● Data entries

········

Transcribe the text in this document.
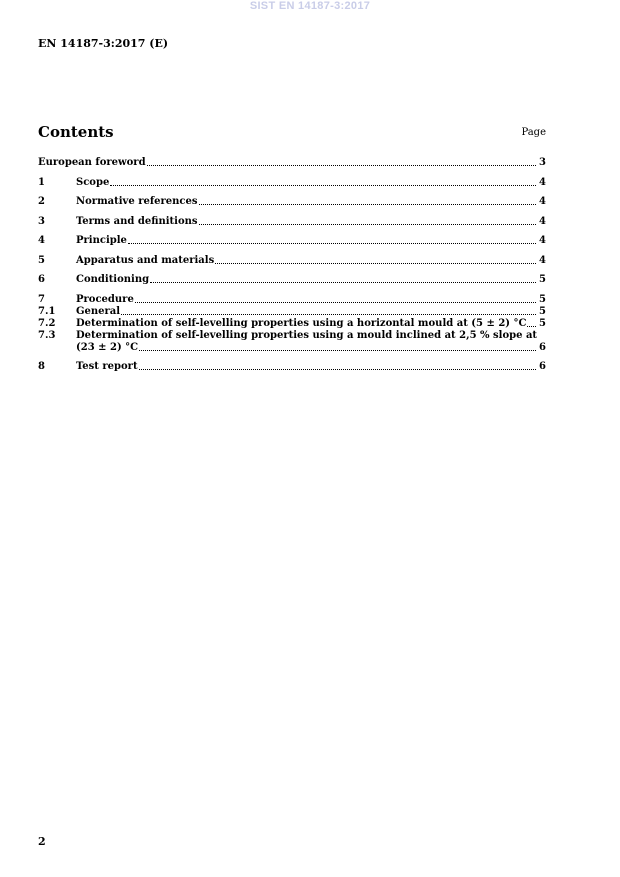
SIST EN 14187-3:2017
EN 14187-3:2017 (E)
Contents	Page
European foreword	3
1	Scope	4
2	Normative references	4
3	Terms and definitions	4
4	Principle	4
5	Apparatus and materials	4
6	Conditioning	5
7	Procedure	5
7.1	General	5
7.2	Determination of self-levelling properties using a horizontal mould at (5 ± 2) °C 5
7.3	Determination of self-levelling properties using a mould inclined at 2,5 % slope at
(23 ± 2) °C	6
8	Test report	6
2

········

● WORK TO DO
Determine the number of lines in the data that contain "levelling" as a word or string, and state only that number.

● THE RESULT
2